## STATED GOAL:
Starting from the line containing "What does this", give again every line through the end of the entries, word for word. Pictures stay out of the copy.
########
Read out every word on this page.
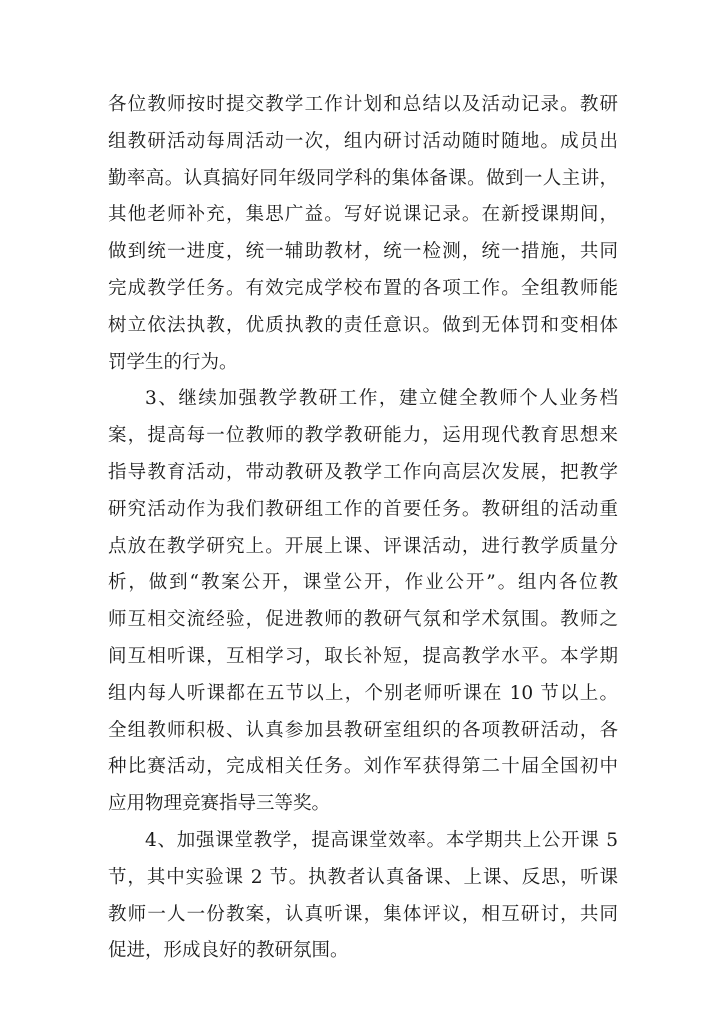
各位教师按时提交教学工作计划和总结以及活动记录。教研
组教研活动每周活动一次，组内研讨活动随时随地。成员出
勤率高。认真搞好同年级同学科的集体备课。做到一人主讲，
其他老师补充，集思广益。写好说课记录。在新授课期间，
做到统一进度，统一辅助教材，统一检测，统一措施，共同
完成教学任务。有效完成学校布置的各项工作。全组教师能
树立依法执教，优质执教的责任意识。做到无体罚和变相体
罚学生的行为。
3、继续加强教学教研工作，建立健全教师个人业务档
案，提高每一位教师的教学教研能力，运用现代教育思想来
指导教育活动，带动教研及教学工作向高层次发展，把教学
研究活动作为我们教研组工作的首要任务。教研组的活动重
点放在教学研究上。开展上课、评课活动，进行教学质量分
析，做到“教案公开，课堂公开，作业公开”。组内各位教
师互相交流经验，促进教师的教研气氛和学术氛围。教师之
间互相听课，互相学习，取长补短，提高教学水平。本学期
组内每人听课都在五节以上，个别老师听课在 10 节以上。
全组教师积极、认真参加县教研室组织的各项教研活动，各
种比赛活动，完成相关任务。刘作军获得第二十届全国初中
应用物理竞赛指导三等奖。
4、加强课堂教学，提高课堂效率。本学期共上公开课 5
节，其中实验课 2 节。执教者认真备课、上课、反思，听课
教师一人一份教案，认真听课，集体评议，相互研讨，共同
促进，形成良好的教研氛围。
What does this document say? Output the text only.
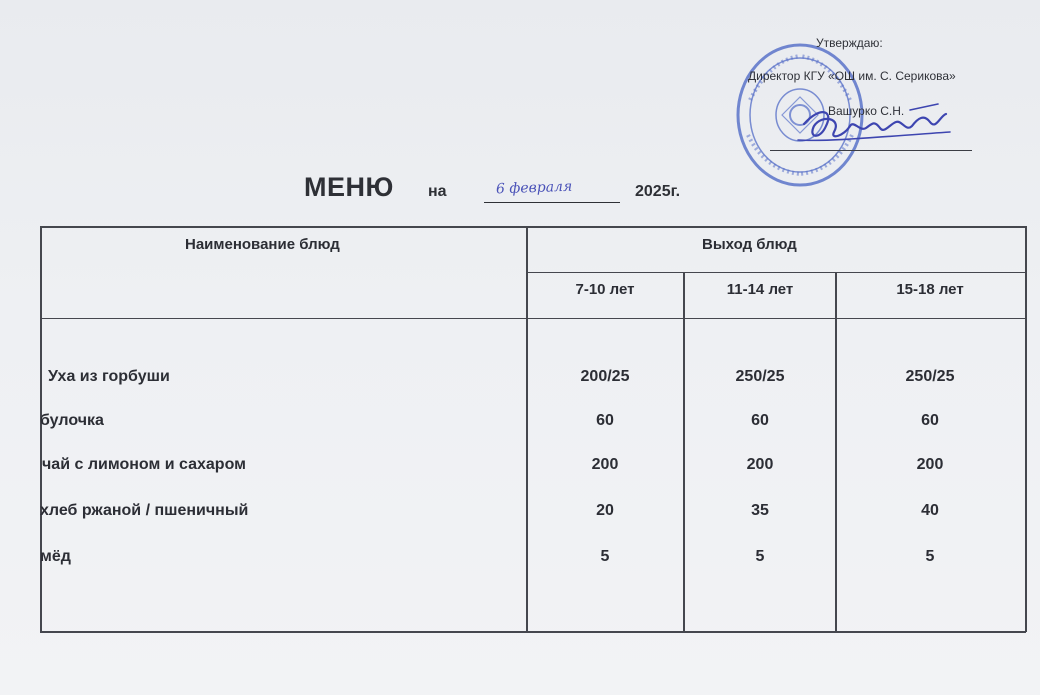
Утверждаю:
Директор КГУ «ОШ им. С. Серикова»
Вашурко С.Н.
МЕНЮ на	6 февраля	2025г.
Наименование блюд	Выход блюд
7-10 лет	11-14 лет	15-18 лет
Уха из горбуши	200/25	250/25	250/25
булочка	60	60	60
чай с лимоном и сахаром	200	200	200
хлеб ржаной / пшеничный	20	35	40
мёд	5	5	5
########
## RESPONSE TO THIS EXERCISE:
What does this document say? Output the text only.
Утверждаю:
Директор КГУ «ОШ им. С. Серикова»
Вашурко С.Н.
МЕНЮ на	6 февраля	2025г.
Наименование блюд	Выход блюд
7-10 лет	11-14 лет	15-18 лет
Уха из горбуши	200/25	250/25	250/25
булочка	60	60	60
чай с лимоном и сахаром	200	200	200
хлеб ржаной / пшеничный	20	35	40
мёд	5	5	5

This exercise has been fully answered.